Supplied data -
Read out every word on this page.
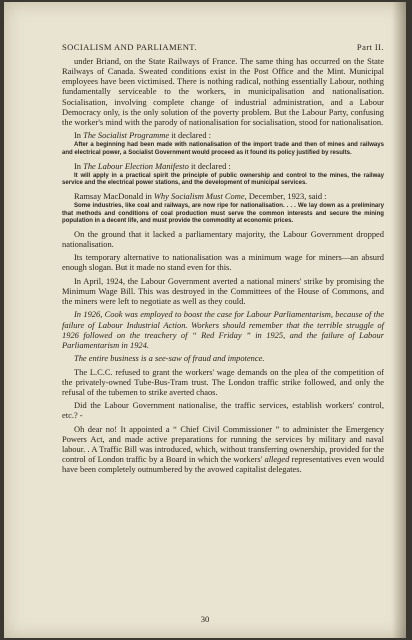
SOCIALISM AND PARLIAMENT.	Part II.

under Briand, on the State Railways of France. The same thing has occurred on the State Railways of Canada. Sweated conditions exist in the Post Office and the Mint. Municipal employees have been victimised. There is nothing radical, nothing essentially Labour, nothing fundamentally serviceable to the workers, in municipalisation and nationalisation. Socialisation, involving complete change of industrial administration, and a Labour Democracy only, is the only solution of the poverty problem. But the Labour Party, confusing the worker's mind with the parody of nationalisation for socialisation, stood for nationalisation.

In The Socialist Programme it declared :

After a beginning had been made with nationalisation of the import trade and then of mines and railways and electrical power, a Socialist Government would proceed as it found its policy justified by results.

In The Labour Election Manifesto it declared :

It will apply in a practical spirit the principle of public ownership and control to the mines, the railway service and the electrical power stations, and the development of municipal services.

Ramsay MacDonald in Why Socialism Must Come, December, 1923, said :

Some industries, like coal and railways, are now ripe for nationalisation. . . . We lay down as a preliminary that methods and conditions of coal production must serve the common interests and secure the mining population in a decent life, and must provide the commodity at economic prices.

On the ground that it lacked a parliamentary majority, the Labour Government dropped nationalisation.

Its temporary alternative to nationalisation was a minimum wage for miners—an absurd enough slogan. But it made no stand even for this.

In April, 1924, the Labour Government averted a national miners' strike by promising the Minimum Wage Bill. This was destroyed in the Committees of the House of Commons, and the miners were left to negotiate as well as they could.

In 1926, Cook was employed to boost the case for Labour Parliamentarism, because of the failure of Labour Industrial Action. Workers should remember that the terrible struggle of 1926 followed on the treachery of “ Red Friday ” in 1925, and the failure of Labour Parliamentarism in 1924.

The entire business is a see-saw of fraud and impotence.

The L.C.C. refused to grant the workers' wage demands on the plea of the competition of the privately-owned Tube-Bus-Tram trust. The London traffic strike followed, and only the refusal of the tubemen to strike averted chaos.

Did the Labour Government nationalise, the traffic services, establish workers' control, etc.? -

Oh dear no! It appointed a “ Chief Civil Commissioner ” to administer the Emergency Powers Act, and made active preparations for running the services by military and naval labour. . A Traffic Bill was introduced, which, without transferring ownership, provided for the control of London traffic by a Board in which the workers' alleged representatives even would have been completely outnumbered by the avowed capitalist delegates.

30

Goal -
Among the entries above, how many lines hold the word "control"? Reply with only that number.

Final result -
3